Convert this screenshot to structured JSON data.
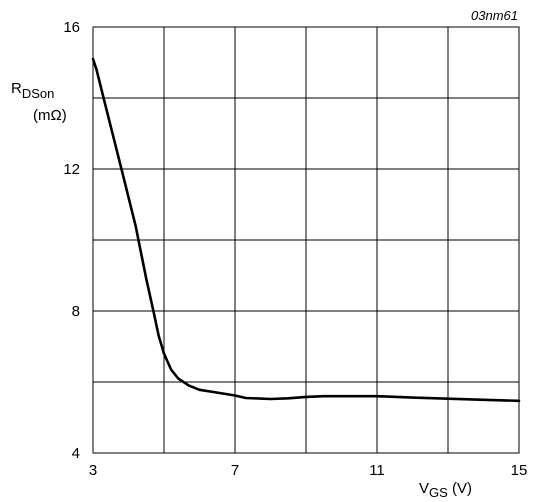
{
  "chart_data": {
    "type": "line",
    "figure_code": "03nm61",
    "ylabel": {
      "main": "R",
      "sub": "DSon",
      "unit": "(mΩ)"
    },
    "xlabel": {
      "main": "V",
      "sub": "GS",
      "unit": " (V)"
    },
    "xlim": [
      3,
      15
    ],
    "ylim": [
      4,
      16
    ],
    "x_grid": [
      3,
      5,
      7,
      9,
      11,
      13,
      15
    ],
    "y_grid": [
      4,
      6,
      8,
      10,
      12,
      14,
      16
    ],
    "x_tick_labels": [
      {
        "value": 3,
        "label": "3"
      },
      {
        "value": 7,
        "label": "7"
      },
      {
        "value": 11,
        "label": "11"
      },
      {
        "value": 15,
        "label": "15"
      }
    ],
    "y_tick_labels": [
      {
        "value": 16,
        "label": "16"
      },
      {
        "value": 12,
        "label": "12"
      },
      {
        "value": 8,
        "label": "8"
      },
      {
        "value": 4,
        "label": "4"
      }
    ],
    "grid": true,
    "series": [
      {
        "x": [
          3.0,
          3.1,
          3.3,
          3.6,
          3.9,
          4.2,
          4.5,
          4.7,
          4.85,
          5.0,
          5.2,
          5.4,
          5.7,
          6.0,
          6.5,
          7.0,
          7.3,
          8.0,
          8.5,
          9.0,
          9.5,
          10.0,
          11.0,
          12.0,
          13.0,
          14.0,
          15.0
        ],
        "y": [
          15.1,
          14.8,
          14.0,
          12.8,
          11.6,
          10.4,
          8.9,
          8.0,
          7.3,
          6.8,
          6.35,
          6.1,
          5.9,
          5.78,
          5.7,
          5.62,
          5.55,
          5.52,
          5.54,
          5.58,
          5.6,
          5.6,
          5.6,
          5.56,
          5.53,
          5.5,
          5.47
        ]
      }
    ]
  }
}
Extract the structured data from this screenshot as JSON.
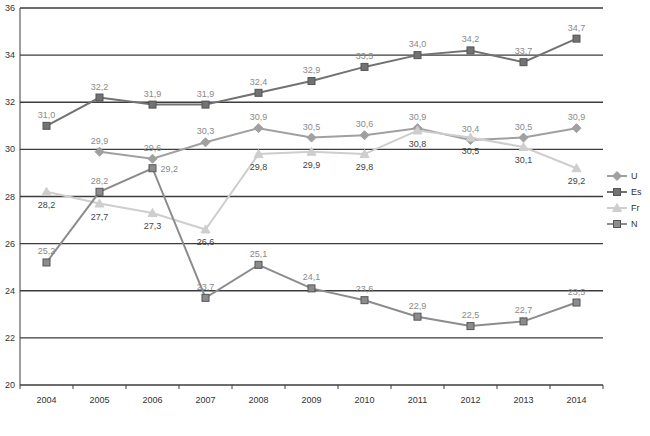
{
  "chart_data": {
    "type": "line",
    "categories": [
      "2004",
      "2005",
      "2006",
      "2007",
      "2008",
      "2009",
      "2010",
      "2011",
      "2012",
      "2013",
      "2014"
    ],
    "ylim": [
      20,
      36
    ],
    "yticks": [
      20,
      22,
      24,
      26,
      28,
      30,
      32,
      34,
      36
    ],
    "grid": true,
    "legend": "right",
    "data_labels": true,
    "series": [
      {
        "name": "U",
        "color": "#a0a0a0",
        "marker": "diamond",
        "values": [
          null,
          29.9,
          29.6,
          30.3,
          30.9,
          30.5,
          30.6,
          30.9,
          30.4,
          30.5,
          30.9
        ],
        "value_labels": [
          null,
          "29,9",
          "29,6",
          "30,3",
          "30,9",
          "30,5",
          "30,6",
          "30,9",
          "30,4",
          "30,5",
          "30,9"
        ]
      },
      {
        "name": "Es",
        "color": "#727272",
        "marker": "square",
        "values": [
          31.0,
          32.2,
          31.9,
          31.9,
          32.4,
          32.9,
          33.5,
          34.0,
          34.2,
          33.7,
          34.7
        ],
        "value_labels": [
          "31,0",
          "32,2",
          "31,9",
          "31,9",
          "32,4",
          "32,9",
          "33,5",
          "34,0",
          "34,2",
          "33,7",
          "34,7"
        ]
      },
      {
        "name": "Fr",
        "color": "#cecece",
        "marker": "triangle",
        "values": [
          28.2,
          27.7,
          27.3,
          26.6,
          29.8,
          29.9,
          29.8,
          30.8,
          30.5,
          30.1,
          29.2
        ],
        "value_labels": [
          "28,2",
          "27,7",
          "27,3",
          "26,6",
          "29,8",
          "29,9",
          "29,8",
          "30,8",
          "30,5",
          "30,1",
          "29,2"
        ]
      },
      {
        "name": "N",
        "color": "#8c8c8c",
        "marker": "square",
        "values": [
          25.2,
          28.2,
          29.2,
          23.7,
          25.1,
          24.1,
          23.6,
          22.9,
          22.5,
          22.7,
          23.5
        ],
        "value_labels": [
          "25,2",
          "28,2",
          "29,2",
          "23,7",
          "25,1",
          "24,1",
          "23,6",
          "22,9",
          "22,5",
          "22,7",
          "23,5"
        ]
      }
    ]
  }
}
========================================================================
The request> All the records need to be repeated exactly, with the images dropped.

In response>
Convert this screenshot to structured JSON data.
{
  "chart_data": {
    "type": "line",
    "figure_code": "03nm61",
    "ylabel": {
      "main": "R",
      "sub": "DSon",
      "unit": "(mΩ)"
    },
    "xlabel": {
      "main": "V",
      "sub": "GS",
      "unit": " (V)"
    },
    "xlim": [
      3,
      15
    ],
    "ylim": [
      4,
      16
    ],
    "x_grid": [
      3,
      5,
      7,
      9,
      11,
      13,
      15
    ],
    "y_grid": [
      4,
      6,
      8,
      10,
      12,
      14,
      16
    ],
    "x_tick_labels": [
      {
        "value": 3,
        "label": "3"
      },
      {
        "value": 7,
        "label": "7"
      },
      {
        "value": 11,
        "label": "11"
      },
      {
        "value": 15,
        "label": "15"
      }
    ],
    "y_tick_labels": [
      {
        "value": 16,
        "label": "16"
      },
      {
        "value": 12,
        "label": "12"
      },
      {
        "value": 8,
        "label": "8"
      },
      {
        "value": 4,
        "label": "4"
      }
    ],
    "grid": true,
    "series": [
      {
        "x": [
          3.0,
          3.1,
          3.3,
          3.6,
          3.9,
          4.2,
          4.5,
          4.7,
          4.85,
          5.0,
          5.2,
          5.4,
          5.7,
          6.0,
          6.5,
          7.0,
          7.3,
          8.0,
          8.5,
          9.0,
          9.5,
          10.0,
          11.0,
          12.0,
          13.0,
          14.0,
          15.0
        ],
        "y": [
          15.1,
          14.8,
          14.0,
          12.8,
          11.6,
          10.4,
          8.9,
          8.0,
          7.3,
          6.8,
          6.35,
          6.1,
          5.9,
          5.78,
          5.7,
          5.62,
          5.55,
          5.52,
          5.54,
          5.58,
          5.6,
          5.6,
          5.6,
          5.56,
          5.53,
          5.5,
          5.47
        ]
      }
    ]
  }
}
Extract the structured data from this screenshot as JSON.
{
  "chart_data": {
    "type": "line",
    "categories": [
      "2004",
      "2005",
      "2006",
      "2007",
      "2008",
      "2009",
      "2010",
      "2011",
      "2012",
      "2013",
      "2014"
    ],
    "ylim": [
      20,
      36
    ],
    "yticks": [
      20,
      22,
      24,
      26,
      28,
      30,
      32,
      34,
      36
    ],
    "grid": true,
    "legend": "right",
    "data_labels": true,
    "series": [
      {
        "name": "U",
        "color": "#a0a0a0",
        "marker": "diamond",
        "values": [
          null,
          29.9,
          29.6,
          30.3,
          30.9,
          30.5,
          30.6,
          30.9,
          30.4,
          30.5,
          30.9
        ],
        "value_labels": [
          null,
          "29,9",
          "29,6",
          "30,3",
          "30,9",
          "30,5",
          "30,6",
          "30,9",
          "30,4",
          "30,5",
          "30,9"
        ]
      },
      {
        "name": "Es",
        "color": "#727272",
        "marker": "square",
        "values": [
          31.0,
          32.2,
          31.9,
          31.9,
          32.4,
          32.9,
          33.5,
          34.0,
          34.2,
          33.7,
          34.7
        ],
        "value_labels": [
          "31,0",
          "32,2",
          "31,9",
          "31,9",
          "32,4",
          "32,9",
          "33,5",
          "34,0",
          "34,2",
          "33,7",
          "34,7"
        ]
      },
      {
        "name": "Fr",
        "color": "#cecece",
        "marker": "triangle",
        "values": [
          28.2,
          27.7,
          27.3,
          26.6,
          29.8,
          29.9,
          29.8,
          30.8,
          30.5,
          30.1,
          29.2
        ],
        "value_labels": [
          "28,2",
          "27,7",
          "27,3",
          "26,6",
          "29,8",
          "29,9",
          "29,8",
          "30,8",
          "30,5",
          "30,1",
          "29,2"
        ]
      },
      {
        "name": "N",
        "color": "#8c8c8c",
        "marker": "square",
        "values": [
          25.2,
          28.2,
          29.2,
          23.7,
          25.1,
          24.1,
          23.6,
          22.9,
          22.5,
          22.7,
          23.5
        ],
        "value_labels": [
          "25,2",
          "28,2",
          "29,2",
          "23,7",
          "25,1",
          "24,1",
          "23,6",
          "22,9",
          "22,5",
          "22,7",
          "23,5"
        ]
      }
    ]
  }
}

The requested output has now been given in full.